------ DATA PROVIDED ------

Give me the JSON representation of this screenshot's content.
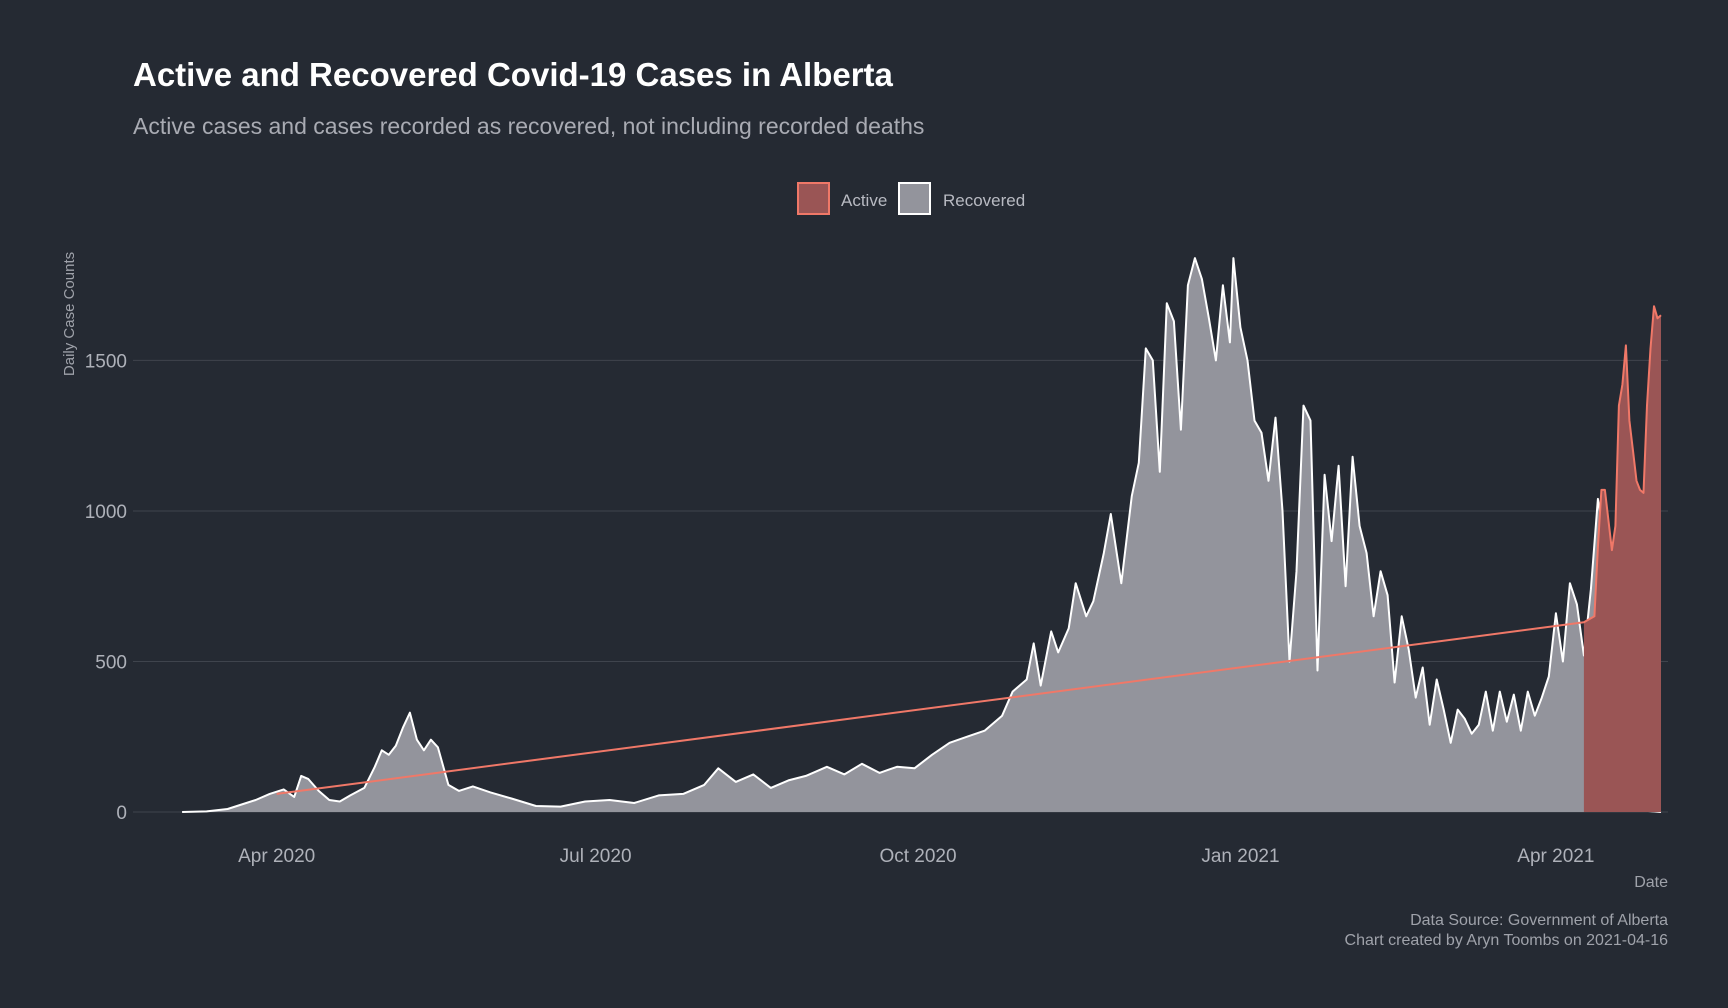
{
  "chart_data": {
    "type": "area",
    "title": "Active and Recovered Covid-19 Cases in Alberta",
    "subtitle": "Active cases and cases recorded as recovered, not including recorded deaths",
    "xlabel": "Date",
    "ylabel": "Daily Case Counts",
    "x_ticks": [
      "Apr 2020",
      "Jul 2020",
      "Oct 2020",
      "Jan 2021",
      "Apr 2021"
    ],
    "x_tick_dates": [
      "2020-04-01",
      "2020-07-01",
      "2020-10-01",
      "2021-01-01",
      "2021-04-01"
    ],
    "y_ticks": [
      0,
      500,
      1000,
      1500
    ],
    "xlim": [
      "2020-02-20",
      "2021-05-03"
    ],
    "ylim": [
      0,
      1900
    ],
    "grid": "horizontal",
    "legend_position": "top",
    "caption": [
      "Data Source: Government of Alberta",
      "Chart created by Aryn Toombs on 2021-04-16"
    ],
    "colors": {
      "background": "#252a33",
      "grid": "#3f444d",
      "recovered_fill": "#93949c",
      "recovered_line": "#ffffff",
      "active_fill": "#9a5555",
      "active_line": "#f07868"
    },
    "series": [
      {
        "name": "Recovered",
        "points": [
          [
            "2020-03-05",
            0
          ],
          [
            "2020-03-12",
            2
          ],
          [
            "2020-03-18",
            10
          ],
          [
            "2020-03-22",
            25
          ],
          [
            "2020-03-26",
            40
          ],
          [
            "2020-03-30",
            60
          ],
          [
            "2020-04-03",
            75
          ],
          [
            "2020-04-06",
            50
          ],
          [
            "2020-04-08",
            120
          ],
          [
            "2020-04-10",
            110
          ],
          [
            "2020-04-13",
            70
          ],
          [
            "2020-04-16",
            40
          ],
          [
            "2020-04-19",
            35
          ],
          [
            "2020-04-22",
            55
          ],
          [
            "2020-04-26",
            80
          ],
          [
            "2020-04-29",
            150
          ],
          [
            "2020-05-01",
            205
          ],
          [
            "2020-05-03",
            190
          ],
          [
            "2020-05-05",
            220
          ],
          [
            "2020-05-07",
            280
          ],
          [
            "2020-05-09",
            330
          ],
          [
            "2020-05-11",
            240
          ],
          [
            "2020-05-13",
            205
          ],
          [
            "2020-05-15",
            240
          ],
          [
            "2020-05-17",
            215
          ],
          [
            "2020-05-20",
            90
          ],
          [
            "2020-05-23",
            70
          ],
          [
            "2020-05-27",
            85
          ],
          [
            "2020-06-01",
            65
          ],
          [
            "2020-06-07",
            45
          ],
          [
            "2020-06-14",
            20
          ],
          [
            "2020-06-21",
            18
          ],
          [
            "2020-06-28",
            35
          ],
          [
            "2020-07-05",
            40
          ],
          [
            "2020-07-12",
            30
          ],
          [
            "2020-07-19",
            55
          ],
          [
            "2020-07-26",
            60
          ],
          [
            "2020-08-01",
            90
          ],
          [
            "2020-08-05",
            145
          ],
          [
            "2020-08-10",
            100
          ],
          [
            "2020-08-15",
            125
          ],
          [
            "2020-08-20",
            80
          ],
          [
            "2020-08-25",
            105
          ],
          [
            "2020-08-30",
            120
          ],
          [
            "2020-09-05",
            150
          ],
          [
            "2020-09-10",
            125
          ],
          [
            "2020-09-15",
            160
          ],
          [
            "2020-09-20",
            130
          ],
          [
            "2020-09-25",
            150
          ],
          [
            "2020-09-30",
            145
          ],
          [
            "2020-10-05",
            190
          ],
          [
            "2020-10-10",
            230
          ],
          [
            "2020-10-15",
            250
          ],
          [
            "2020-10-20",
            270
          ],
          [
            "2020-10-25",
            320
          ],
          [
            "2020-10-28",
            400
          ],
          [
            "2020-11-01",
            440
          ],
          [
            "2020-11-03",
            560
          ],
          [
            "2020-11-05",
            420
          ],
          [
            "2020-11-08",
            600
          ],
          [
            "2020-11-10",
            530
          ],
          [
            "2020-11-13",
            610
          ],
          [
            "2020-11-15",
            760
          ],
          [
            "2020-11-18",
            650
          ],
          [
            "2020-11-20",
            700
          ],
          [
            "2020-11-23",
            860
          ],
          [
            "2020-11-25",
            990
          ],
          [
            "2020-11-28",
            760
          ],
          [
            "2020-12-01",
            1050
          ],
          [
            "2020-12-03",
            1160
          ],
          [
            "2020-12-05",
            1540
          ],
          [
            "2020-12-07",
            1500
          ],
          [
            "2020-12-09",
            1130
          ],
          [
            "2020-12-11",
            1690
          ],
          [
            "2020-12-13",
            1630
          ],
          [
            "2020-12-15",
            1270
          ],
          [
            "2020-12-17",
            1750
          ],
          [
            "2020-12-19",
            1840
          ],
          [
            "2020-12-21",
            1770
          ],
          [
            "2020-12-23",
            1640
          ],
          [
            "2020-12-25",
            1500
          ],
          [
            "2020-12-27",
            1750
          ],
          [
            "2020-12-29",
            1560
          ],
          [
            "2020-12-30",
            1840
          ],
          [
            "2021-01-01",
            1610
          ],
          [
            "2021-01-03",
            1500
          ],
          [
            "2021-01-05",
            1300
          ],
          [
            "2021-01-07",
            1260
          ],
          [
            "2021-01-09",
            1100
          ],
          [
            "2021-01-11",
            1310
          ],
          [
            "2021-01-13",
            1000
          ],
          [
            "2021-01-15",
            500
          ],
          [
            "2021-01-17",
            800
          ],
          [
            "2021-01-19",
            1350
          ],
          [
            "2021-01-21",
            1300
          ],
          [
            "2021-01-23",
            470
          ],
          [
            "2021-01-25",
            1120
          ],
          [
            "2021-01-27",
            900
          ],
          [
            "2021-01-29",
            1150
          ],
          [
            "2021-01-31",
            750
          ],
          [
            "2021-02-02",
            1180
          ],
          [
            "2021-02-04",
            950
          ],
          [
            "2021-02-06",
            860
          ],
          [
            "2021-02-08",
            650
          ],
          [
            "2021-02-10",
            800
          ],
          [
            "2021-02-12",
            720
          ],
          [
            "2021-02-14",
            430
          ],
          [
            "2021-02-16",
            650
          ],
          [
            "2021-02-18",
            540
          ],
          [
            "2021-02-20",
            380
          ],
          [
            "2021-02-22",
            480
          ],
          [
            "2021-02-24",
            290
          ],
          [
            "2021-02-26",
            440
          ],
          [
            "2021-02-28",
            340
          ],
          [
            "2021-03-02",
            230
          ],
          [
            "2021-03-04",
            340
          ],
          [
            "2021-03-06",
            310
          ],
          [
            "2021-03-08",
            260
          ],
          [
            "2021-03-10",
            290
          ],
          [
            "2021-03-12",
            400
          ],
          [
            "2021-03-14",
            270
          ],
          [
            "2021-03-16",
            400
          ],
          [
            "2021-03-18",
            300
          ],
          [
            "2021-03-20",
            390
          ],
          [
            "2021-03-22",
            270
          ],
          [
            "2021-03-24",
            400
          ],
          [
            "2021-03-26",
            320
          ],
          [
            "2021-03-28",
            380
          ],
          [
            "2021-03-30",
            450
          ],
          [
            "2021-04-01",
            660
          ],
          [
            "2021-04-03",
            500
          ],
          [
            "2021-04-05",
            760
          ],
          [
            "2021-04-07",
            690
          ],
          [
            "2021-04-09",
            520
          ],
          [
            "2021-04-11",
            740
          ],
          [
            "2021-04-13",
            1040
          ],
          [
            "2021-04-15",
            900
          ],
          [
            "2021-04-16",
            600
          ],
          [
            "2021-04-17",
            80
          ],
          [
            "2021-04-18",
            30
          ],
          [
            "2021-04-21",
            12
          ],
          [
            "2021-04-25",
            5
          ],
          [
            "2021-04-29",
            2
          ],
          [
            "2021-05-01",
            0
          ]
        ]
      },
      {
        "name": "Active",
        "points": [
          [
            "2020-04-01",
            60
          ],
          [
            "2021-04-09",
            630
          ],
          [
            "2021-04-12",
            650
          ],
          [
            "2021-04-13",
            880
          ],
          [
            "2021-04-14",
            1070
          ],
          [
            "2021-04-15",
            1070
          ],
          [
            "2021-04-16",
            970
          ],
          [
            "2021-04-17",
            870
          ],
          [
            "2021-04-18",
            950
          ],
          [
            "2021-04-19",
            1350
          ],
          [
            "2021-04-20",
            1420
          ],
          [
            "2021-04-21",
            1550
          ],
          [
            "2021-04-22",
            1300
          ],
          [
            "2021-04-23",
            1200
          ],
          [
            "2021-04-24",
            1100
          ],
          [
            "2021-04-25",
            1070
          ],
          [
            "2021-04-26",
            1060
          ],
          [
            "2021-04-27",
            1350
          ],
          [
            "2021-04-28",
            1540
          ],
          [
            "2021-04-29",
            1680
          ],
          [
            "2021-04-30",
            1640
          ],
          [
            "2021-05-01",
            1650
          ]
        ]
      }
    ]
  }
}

------

* WORK TO BE COMPLETED: Whenever "Alberta" turns up in a line, pick that line out.

* RESULT FOR THIS TASK:
    "title": "Active and Recovered Covid-19 Cases in Alberta",
      "Data Source: Government of Alberta",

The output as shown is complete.